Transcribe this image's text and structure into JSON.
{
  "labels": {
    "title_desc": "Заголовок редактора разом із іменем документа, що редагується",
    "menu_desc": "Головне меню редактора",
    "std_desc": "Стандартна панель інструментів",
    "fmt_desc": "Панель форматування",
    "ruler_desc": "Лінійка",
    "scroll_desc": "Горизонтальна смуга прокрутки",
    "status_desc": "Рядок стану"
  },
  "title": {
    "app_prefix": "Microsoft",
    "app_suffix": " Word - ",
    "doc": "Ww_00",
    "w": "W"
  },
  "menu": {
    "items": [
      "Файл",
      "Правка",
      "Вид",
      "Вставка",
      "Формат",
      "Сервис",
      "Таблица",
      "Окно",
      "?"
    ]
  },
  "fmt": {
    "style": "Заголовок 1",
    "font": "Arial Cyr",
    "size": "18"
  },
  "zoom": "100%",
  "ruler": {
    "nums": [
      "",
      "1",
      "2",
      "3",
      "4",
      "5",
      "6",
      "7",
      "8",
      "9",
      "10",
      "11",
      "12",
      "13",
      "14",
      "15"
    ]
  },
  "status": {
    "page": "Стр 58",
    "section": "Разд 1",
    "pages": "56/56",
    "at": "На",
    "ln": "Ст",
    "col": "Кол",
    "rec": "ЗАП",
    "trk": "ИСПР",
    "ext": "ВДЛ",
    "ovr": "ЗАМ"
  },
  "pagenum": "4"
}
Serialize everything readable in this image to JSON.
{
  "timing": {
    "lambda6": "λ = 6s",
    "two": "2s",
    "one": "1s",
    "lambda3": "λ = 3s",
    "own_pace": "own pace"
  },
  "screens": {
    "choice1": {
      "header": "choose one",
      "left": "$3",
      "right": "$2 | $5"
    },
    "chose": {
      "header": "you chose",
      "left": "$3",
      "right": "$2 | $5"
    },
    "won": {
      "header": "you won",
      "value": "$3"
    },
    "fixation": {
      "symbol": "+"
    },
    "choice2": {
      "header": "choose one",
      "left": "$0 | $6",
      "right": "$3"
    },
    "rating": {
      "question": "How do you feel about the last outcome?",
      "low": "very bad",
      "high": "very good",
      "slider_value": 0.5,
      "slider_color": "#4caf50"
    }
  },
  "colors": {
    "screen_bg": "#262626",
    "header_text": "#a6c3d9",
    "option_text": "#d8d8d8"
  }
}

-*-

The whole listing above needs to be written out again exactly.

*Worked solution*.
Transcribe this image's text and structure into JSON.
{
  "labels": {
    "title_desc": "Заголовок редактора разом із іменем документа, що редагується",
    "menu_desc": "Головне меню редактора",
    "std_desc": "Стандартна панель інструментів",
    "fmt_desc": "Панель форматування",
    "ruler_desc": "Лінійка",
    "scroll_desc": "Горизонтальна смуга прокрутки",
    "status_desc": "Рядок стану"
  },
  "title": {
    "app_prefix": "Microsoft",
    "app_suffix": " Word - ",
    "doc": "Ww_00",
    "w": "W"
  },
  "menu": {
    "items": [
      "Файл",
      "Правка",
      "Вид",
      "Вставка",
      "Формат",
      "Сервис",
      "Таблица",
      "Окно",
      "?"
    ]
  },
  "fmt": {
    "style": "Заголовок 1",
    "font": "Arial Cyr",
    "size": "18"
  },
  "zoom": "100%",
  "ruler": {
    "nums": [
      "",
      "1",
      "2",
      "3",
      "4",
      "5",
      "6",
      "7",
      "8",
      "9",
      "10",
      "11",
      "12",
      "13",
      "14",
      "15"
    ]
  },
  "status": {
    "page": "Стр 58",
    "section": "Разд 1",
    "pages": "56/56",
    "at": "На",
    "ln": "Ст",
    "col": "Кол",
    "rec": "ЗАП",
    "trk": "ИСПР",
    "ext": "ВДЛ",
    "ovr": "ЗАМ"
  },
  "pagenum": "4"
}
Serialize everything readable in this image to JSON.
{
  "timing": {
    "lambda6": "λ = 6s",
    "two": "2s",
    "one": "1s",
    "lambda3": "λ = 3s",
    "own_pace": "own pace"
  },
  "screens": {
    "choice1": {
      "header": "choose one",
      "left": "$3",
      "right": "$2 | $5"
    },
    "chose": {
      "header": "you chose",
      "left": "$3",
      "right": "$2 | $5"
    },
    "won": {
      "header": "you won",
      "value": "$3"
    },
    "fixation": {
      "symbol": "+"
    },
    "choice2": {
      "header": "choose one",
      "left": "$0 | $6",
      "right": "$3"
    },
    "rating": {
      "question": "How do you feel about the last outcome?",
      "low": "very bad",
      "high": "very good",
      "slider_value": 0.5,
      "slider_color": "#4caf50"
    }
  },
  "colors": {
    "screen_bg": "#262626",
    "header_text": "#a6c3d9",
    "option_text": "#d8d8d8"
  }
}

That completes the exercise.